* Begin Given records *
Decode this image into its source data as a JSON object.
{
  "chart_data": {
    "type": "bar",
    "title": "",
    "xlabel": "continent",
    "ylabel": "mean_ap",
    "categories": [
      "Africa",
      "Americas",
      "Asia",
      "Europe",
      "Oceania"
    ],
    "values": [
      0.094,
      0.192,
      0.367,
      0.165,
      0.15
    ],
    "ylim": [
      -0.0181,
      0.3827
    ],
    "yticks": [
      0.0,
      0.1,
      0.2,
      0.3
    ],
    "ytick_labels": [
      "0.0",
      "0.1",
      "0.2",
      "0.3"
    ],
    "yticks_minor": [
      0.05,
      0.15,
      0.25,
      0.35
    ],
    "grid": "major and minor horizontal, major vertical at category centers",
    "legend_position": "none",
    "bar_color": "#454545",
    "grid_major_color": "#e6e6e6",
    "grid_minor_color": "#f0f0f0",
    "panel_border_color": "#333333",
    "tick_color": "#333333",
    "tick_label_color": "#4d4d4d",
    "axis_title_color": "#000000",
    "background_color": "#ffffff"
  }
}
* End Given records *
* Begin Given records *
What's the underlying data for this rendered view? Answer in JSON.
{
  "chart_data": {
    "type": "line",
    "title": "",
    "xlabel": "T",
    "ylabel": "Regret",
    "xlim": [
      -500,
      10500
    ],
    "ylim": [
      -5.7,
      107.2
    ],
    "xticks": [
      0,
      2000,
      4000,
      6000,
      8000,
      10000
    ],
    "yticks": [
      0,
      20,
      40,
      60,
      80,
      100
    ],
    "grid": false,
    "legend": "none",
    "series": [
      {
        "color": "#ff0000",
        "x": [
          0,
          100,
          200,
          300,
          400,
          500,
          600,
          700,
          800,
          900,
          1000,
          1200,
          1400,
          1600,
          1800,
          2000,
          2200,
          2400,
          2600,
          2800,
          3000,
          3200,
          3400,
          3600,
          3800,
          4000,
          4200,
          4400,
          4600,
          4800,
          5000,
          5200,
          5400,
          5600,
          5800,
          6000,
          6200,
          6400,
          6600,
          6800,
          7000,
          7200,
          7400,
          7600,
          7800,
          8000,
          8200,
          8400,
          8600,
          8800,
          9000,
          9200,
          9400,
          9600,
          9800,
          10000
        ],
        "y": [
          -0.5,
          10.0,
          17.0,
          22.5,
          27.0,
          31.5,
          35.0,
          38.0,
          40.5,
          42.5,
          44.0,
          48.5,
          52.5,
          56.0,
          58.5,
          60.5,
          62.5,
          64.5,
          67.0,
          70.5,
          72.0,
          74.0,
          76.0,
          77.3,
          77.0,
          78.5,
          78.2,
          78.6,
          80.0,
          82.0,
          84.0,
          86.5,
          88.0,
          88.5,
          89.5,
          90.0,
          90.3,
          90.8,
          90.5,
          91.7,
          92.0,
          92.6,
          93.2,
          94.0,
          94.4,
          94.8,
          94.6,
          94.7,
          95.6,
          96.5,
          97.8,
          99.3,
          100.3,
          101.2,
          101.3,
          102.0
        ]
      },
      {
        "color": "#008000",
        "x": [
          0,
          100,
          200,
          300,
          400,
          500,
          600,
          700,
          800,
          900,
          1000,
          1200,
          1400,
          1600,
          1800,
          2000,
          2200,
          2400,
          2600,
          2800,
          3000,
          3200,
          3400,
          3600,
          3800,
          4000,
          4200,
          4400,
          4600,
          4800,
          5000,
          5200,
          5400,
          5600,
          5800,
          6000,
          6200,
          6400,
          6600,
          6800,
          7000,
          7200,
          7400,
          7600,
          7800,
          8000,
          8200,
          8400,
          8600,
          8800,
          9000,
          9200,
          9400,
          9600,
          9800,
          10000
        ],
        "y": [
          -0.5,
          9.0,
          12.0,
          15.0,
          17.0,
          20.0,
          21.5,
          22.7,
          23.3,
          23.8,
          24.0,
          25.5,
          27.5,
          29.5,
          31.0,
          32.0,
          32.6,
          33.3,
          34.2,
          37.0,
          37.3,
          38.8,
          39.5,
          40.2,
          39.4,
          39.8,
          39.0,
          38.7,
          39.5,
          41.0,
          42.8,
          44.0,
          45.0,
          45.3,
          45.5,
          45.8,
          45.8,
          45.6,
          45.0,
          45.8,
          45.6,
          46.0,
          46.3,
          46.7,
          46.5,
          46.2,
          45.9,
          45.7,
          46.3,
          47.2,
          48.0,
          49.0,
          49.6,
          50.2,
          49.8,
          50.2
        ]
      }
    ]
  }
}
* End Given records *
* Begin Given records *
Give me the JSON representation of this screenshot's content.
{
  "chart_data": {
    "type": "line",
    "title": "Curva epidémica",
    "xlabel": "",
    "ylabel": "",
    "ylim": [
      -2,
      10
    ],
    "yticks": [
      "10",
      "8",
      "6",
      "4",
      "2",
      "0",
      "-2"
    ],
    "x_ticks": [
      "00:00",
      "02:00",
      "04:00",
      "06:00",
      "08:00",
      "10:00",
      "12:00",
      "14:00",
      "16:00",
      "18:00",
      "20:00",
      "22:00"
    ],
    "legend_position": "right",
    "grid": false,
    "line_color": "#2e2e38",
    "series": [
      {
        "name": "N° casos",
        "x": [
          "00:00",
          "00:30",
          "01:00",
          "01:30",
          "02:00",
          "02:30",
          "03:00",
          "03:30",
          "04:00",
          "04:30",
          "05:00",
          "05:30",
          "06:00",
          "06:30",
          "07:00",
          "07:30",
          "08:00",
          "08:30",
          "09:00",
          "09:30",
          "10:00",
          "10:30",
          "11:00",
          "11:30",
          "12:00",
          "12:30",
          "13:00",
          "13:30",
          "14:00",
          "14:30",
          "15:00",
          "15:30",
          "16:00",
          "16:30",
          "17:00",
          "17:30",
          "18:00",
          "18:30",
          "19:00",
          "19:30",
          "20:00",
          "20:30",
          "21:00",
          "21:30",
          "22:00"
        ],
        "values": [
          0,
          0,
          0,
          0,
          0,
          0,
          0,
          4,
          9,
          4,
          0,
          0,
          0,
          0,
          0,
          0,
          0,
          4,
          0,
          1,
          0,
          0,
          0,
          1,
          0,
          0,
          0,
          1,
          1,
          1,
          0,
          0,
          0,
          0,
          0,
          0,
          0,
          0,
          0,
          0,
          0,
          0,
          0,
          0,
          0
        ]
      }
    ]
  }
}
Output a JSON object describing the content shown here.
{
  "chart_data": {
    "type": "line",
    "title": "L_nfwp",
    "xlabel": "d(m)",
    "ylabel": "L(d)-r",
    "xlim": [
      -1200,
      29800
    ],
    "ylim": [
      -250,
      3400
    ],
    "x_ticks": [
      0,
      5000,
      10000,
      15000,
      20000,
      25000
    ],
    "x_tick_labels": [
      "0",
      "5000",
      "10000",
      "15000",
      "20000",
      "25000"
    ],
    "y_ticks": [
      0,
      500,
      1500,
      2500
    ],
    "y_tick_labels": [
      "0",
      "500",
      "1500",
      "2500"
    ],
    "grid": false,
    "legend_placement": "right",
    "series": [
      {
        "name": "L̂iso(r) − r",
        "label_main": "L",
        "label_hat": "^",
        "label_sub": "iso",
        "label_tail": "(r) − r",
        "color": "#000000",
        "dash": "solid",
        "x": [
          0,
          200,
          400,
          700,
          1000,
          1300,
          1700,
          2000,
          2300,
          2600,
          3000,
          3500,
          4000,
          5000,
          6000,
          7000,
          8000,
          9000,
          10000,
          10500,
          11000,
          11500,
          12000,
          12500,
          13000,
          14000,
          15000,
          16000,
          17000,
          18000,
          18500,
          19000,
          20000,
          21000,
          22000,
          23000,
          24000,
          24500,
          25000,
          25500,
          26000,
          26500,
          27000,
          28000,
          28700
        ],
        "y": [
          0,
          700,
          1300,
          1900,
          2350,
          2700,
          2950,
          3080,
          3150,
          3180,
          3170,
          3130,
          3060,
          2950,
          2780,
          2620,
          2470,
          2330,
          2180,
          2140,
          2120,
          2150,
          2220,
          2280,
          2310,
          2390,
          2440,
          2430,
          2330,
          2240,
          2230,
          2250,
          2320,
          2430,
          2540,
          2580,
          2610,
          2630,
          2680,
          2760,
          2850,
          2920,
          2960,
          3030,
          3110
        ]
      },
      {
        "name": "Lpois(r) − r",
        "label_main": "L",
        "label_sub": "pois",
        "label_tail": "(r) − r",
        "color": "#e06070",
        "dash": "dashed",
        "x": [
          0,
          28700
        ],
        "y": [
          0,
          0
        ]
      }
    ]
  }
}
* End Given records *
Written task:
In the records above, locate each line with the word "object". Copy all such lines.

Result of the exercise:
Decode this image into its source data as a JSON object.
Output a JSON object describing the content shown here.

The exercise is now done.